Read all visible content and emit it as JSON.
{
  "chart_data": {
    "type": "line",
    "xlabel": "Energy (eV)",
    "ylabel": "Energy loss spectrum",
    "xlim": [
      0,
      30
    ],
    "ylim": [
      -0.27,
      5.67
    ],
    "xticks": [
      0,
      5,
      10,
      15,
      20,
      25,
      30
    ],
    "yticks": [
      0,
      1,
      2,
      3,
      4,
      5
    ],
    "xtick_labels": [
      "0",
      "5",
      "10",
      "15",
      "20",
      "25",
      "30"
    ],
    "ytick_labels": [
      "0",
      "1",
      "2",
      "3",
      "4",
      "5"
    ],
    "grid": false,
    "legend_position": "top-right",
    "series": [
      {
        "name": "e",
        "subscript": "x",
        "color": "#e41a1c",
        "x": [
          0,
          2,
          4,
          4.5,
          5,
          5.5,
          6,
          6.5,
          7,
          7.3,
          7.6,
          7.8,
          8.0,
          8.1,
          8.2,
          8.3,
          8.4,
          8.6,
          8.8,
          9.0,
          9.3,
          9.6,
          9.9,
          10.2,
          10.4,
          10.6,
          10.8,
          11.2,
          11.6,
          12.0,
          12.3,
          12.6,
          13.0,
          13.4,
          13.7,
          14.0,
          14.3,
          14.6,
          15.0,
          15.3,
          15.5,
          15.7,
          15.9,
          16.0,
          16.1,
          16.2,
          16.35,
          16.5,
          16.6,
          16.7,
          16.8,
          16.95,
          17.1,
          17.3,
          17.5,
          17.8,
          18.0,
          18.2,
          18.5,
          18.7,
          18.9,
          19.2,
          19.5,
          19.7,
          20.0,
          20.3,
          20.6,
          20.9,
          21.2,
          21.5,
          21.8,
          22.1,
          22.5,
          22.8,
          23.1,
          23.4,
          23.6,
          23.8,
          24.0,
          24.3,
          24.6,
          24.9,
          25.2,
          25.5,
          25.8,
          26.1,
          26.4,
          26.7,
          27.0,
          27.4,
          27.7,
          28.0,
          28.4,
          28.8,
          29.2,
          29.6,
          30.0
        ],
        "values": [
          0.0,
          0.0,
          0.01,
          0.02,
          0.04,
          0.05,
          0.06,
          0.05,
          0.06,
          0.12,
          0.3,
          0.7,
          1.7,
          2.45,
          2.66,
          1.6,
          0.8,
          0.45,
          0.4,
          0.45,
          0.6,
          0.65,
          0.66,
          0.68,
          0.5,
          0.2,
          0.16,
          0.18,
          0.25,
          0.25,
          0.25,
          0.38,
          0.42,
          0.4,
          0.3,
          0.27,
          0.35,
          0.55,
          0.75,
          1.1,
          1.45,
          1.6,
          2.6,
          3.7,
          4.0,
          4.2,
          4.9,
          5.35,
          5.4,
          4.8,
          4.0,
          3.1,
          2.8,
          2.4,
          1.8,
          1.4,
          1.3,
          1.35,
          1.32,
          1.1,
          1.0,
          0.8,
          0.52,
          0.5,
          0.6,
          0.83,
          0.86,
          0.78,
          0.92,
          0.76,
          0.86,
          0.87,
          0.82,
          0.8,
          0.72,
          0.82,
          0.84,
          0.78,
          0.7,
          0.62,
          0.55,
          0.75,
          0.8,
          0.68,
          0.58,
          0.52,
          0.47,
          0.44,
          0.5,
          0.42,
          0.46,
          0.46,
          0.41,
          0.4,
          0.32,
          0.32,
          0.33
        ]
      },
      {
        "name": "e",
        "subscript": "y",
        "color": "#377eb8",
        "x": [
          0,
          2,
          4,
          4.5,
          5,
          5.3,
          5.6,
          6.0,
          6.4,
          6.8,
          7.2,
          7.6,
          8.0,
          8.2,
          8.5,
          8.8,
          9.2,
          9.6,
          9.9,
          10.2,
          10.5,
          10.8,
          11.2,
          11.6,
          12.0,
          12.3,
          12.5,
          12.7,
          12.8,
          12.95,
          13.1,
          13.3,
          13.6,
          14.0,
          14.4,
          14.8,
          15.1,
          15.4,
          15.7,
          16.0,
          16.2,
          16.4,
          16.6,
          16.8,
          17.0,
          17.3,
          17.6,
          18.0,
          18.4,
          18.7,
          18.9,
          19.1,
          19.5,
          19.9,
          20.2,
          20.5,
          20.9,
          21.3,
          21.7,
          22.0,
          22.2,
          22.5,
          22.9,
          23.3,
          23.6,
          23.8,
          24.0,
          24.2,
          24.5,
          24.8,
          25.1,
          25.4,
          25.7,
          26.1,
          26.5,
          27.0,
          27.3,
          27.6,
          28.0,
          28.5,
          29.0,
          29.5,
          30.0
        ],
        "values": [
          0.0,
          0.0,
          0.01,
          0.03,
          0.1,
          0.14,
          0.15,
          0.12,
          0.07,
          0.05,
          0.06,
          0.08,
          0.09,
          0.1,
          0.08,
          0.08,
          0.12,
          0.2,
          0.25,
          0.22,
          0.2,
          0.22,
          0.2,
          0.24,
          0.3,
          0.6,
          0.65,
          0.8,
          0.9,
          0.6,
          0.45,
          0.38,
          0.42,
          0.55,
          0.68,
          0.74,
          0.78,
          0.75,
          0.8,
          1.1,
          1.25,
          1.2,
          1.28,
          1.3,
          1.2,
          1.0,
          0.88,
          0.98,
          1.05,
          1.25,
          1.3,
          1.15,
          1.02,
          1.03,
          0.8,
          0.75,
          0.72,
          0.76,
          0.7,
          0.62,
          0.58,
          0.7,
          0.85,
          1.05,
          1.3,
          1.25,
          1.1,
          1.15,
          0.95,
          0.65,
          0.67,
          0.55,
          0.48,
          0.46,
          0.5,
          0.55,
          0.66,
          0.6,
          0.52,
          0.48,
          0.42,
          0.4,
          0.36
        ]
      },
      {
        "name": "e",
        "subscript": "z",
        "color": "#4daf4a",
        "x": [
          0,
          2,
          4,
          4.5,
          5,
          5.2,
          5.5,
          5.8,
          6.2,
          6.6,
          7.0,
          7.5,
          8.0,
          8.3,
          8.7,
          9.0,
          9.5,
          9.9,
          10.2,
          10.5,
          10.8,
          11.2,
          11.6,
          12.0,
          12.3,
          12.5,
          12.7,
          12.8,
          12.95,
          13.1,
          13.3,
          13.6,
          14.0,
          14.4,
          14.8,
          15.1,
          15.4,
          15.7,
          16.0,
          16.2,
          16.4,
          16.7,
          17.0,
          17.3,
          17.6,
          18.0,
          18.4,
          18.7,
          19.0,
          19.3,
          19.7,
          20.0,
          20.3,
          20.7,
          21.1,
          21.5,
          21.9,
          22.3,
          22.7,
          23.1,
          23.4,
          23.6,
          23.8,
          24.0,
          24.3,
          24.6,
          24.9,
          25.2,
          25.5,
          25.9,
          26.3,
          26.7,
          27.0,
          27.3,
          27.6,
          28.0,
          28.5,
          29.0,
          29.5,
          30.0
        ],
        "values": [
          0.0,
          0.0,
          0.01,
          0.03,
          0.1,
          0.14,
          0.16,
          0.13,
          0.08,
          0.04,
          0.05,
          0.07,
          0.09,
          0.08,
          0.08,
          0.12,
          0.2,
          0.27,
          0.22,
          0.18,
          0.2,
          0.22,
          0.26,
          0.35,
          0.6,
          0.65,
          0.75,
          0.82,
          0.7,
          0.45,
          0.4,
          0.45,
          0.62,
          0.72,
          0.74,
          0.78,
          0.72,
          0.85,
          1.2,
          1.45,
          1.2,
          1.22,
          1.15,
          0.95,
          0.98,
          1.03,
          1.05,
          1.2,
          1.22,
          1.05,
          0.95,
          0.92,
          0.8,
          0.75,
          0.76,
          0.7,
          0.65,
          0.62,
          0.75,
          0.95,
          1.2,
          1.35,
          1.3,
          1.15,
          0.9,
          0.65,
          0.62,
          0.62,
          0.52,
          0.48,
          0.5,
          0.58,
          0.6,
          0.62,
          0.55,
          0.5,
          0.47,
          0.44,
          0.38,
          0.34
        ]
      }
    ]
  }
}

--------------------------------------------------

Aim: Only the number is needed: state how many lines in the listing contain "Energy".

Complete output: 2